-- Written task --
Transcribe the records that follow, preserving every word.

start Record list

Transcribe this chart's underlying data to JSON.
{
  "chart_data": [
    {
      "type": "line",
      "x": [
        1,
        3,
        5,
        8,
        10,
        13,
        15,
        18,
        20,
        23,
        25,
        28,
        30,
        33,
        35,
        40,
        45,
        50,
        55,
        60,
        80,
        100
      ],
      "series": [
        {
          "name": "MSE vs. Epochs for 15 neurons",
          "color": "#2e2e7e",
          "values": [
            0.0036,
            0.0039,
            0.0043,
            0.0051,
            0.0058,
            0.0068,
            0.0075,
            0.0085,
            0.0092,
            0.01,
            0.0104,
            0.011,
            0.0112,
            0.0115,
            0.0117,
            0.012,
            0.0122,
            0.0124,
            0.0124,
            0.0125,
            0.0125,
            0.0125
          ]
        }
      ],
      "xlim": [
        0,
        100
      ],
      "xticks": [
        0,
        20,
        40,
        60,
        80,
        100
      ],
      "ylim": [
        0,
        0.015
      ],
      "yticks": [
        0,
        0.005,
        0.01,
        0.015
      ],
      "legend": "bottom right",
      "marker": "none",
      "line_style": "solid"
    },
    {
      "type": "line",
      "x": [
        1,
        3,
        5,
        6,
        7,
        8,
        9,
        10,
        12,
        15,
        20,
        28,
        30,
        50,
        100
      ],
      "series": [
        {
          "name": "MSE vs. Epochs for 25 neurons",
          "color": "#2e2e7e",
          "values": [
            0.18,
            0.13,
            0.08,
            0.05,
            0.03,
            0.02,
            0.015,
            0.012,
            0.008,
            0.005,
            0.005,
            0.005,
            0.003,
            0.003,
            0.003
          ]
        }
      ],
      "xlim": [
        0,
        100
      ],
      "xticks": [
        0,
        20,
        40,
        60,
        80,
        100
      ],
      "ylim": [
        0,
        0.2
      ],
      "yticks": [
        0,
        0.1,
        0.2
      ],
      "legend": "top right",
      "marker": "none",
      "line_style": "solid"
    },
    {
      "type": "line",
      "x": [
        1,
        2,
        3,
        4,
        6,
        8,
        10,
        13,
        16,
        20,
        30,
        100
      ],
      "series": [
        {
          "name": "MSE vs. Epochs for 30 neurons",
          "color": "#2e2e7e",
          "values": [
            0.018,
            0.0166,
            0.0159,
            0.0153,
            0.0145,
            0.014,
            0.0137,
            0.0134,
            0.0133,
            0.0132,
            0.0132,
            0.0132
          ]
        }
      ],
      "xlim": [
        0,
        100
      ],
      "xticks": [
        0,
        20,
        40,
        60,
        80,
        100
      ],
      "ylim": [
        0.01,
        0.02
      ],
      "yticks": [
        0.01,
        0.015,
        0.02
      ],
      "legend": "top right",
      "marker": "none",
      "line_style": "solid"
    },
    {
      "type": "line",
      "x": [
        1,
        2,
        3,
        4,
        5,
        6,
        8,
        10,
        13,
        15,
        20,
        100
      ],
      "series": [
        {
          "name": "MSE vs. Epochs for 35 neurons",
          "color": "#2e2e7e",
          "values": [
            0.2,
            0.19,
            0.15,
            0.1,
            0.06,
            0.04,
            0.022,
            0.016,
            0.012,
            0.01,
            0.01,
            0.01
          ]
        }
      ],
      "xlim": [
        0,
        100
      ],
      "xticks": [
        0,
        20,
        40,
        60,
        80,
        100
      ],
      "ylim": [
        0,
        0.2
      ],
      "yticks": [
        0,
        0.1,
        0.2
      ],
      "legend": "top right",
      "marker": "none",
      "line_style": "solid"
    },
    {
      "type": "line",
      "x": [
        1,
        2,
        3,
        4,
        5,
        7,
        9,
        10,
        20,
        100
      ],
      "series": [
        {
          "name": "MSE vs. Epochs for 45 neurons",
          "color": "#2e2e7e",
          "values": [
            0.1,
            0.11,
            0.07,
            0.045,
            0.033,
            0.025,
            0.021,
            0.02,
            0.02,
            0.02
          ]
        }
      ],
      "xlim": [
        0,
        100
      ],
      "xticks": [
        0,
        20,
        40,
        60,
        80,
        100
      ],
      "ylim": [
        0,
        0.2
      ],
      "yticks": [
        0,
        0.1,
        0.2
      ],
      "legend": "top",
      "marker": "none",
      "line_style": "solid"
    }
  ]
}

end Record list

-- The answer --
Transcribe this chart's underlying data to JSON.
{
  "chart_data": [
    {
      "type": "line",
      "x": [
        1,
        3,
        5,
        8,
        10,
        13,
        15,
        18,
        20,
        23,
        25,
        28,
        30,
        33,
        35,
        40,
        45,
        50,
        55,
        60,
        80,
        100
      ],
      "series": [
        {
          "name": "MSE vs. Epochs for 15 neurons",
          "color": "#2e2e7e",
          "values": [
            0.0036,
            0.0039,
            0.0043,
            0.0051,
            0.0058,
            0.0068,
            0.0075,
            0.0085,
            0.0092,
            0.01,
            0.0104,
            0.011,
            0.0112,
            0.0115,
            0.0117,
            0.012,
            0.0122,
            0.0124,
            0.0124,
            0.0125,
            0.0125,
            0.0125
          ]
        }
      ],
      "xlim": [
        0,
        100
      ],
      "xticks": [
        0,
        20,
        40,
        60,
        80,
        100
      ],
      "ylim": [
        0,
        0.015
      ],
      "yticks": [
        0,
        0.005,
        0.01,
        0.015
      ],
      "legend": "bottom right",
      "marker": "none",
      "line_style": "solid"
    },
    {
      "type": "line",
      "x": [
        1,
        3,
        5,
        6,
        7,
        8,
        9,
        10,
        12,
        15,
        20,
        28,
        30,
        50,
        100
      ],
      "series": [
        {
          "name": "MSE vs. Epochs for 25 neurons",
          "color": "#2e2e7e",
          "values": [
            0.18,
            0.13,
            0.08,
            0.05,
            0.03,
            0.02,
            0.015,
            0.012,
            0.008,
            0.005,
            0.005,
            0.005,
            0.003,
            0.003,
            0.003
          ]
        }
      ],
      "xlim": [
        0,
        100
      ],
      "xticks": [
        0,
        20,
        40,
        60,
        80,
        100
      ],
      "ylim": [
        0,
        0.2
      ],
      "yticks": [
        0,
        0.1,
        0.2
      ],
      "legend": "top right",
      "marker": "none",
      "line_style": "solid"
    },
    {
      "type": "line",
      "x": [
        1,
        2,
        3,
        4,
        6,
        8,
        10,
        13,
        16,
        20,
        30,
        100
      ],
      "series": [
        {
          "name": "MSE vs. Epochs for 30 neurons",
          "color": "#2e2e7e",
          "values": [
            0.018,
            0.0166,
            0.0159,
            0.0153,
            0.0145,
            0.014,
            0.0137,
            0.0134,
            0.0133,
            0.0132,
            0.0132,
            0.0132
          ]
        }
      ],
      "xlim": [
        0,
        100
      ],
      "xticks": [
        0,
        20,
        40,
        60,
        80,
        100
      ],
      "ylim": [
        0.01,
        0.02
      ],
      "yticks": [
        0.01,
        0.015,
        0.02
      ],
      "legend": "top right",
      "marker": "none",
      "line_style": "solid"
    },
    {
      "type": "line",
      "x": [
        1,
        2,
        3,
        4,
        5,
        6,
        8,
        10,
        13,
        15,
        20,
        100
      ],
      "series": [
        {
          "name": "MSE vs. Epochs for 35 neurons",
          "color": "#2e2e7e",
          "values": [
            0.2,
            0.19,
            0.15,
            0.1,
            0.06,
            0.04,
            0.022,
            0.016,
            0.012,
            0.01,
            0.01,
            0.01
          ]
        }
      ],
      "xlim": [
        0,
        100
      ],
      "xticks": [
        0,
        20,
        40,
        60,
        80,
        100
      ],
      "ylim": [
        0,
        0.2
      ],
      "yticks": [
        0,
        0.1,
        0.2
      ],
      "legend": "top right",
      "marker": "none",
      "line_style": "solid"
    },
    {
      "type": "line",
      "x": [
        1,
        2,
        3,
        4,
        5,
        7,
        9,
        10,
        20,
        100
      ],
      "series": [
        {
          "name": "MSE vs. Epochs for 45 neurons",
          "color": "#2e2e7e",
          "values": [
            0.1,
            0.11,
            0.07,
            0.045,
            0.033,
            0.025,
            0.021,
            0.02,
            0.02,
            0.02
          ]
        }
      ],
      "xlim": [
        0,
        100
      ],
      "xticks": [
        0,
        20,
        40,
        60,
        80,
        100
      ],
      "ylim": [
        0,
        0.2
      ],
      "yticks": [
        0,
        0.1,
        0.2
      ],
      "legend": "top",
      "marker": "none",
      "line_style": "solid"
    }
  ]
}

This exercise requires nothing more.